# Supplied records:
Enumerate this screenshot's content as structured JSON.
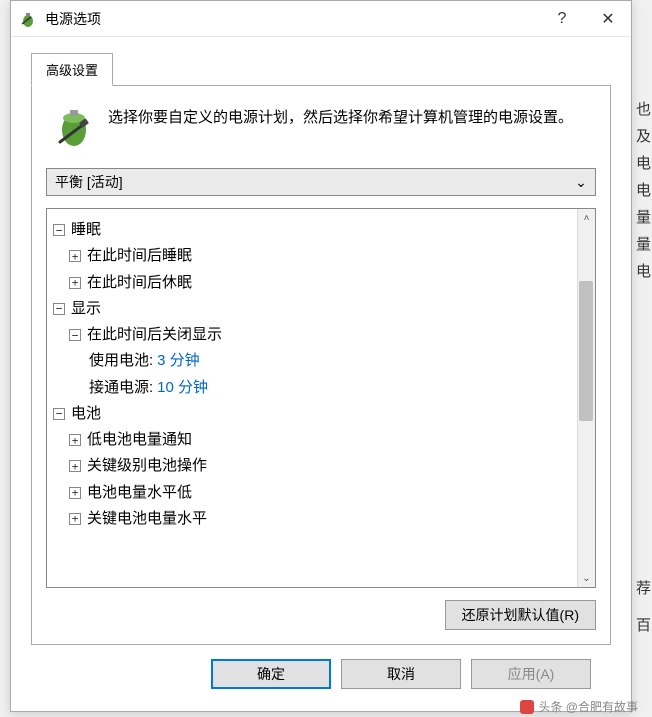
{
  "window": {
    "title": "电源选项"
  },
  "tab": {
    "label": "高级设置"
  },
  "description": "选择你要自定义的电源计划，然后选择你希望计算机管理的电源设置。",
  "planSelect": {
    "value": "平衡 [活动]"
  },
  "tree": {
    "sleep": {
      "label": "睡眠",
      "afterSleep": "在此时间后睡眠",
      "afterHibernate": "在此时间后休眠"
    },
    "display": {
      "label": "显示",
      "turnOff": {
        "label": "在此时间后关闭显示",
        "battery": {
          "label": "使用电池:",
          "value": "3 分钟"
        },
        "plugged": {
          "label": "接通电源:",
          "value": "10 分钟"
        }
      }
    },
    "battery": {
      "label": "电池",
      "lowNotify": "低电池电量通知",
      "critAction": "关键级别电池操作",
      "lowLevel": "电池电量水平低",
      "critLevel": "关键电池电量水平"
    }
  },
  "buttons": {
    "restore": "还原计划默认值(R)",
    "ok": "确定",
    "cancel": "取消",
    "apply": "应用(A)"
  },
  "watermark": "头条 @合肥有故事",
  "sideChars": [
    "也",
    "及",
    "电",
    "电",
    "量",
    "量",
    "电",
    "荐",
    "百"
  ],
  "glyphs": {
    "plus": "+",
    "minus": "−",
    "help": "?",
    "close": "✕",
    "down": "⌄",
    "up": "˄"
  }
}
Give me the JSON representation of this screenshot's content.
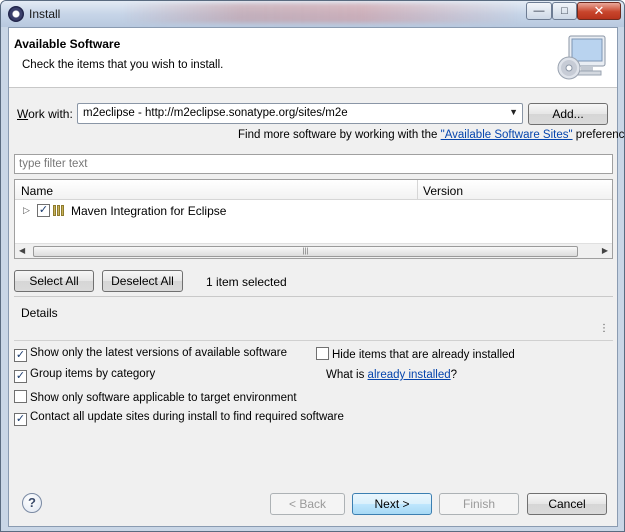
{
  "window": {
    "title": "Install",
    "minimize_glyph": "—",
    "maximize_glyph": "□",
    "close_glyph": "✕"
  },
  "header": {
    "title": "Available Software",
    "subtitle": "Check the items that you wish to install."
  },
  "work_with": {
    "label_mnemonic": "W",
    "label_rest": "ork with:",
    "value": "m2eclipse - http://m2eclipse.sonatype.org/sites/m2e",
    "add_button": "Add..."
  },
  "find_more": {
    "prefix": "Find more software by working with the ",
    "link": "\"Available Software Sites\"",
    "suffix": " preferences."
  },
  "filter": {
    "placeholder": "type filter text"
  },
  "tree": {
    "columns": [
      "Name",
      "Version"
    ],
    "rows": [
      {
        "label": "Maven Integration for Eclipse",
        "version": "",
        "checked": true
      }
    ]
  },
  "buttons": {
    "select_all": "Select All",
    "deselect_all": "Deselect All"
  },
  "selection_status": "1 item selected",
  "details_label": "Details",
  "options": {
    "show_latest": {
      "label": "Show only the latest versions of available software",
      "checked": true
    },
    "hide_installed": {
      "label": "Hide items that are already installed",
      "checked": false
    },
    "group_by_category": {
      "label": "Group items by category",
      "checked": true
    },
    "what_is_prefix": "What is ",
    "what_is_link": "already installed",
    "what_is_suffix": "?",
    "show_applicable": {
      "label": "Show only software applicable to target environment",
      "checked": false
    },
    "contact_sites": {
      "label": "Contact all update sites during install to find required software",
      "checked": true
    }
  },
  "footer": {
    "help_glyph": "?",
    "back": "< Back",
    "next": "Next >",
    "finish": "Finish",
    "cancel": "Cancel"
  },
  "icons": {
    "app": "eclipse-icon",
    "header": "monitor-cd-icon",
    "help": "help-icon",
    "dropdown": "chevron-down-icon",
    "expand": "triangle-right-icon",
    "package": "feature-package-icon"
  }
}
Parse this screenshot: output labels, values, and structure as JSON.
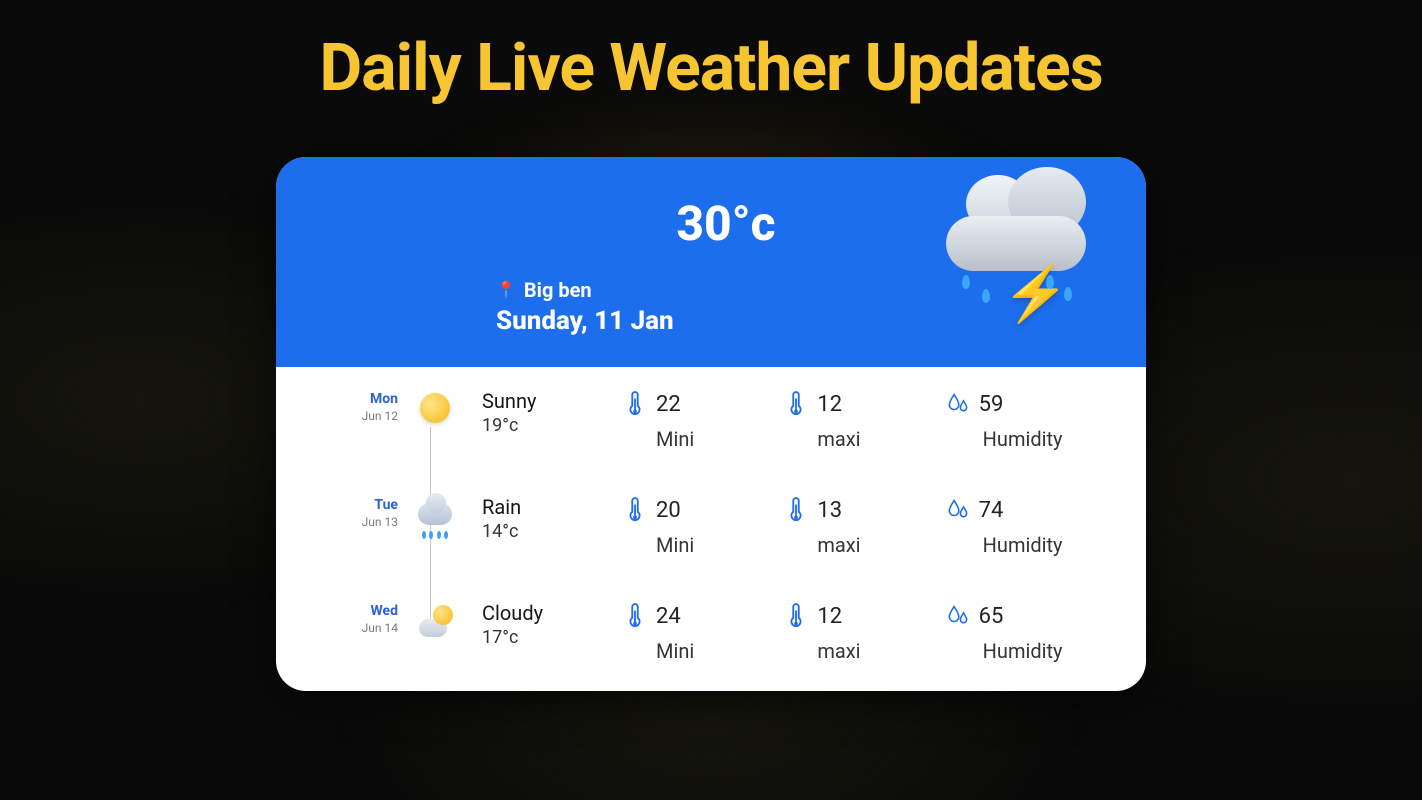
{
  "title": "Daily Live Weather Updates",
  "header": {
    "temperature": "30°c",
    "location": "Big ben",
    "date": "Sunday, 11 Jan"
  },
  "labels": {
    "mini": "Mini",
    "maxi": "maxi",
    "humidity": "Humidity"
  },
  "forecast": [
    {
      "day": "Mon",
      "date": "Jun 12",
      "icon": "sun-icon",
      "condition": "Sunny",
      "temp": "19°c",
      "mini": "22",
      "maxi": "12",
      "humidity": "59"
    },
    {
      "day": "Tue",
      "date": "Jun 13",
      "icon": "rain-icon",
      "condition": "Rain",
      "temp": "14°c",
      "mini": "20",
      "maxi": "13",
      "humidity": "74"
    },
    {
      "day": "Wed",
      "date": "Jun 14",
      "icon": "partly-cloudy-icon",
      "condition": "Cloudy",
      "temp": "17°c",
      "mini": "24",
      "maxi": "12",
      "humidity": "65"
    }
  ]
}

# Problem to solve:
Copy every line from the entries that contains the word "humidity".

# Full answer:
    "humidity": "Humidity"
      "humidity": "59"
      "humidity": "74"
      "humidity": "65"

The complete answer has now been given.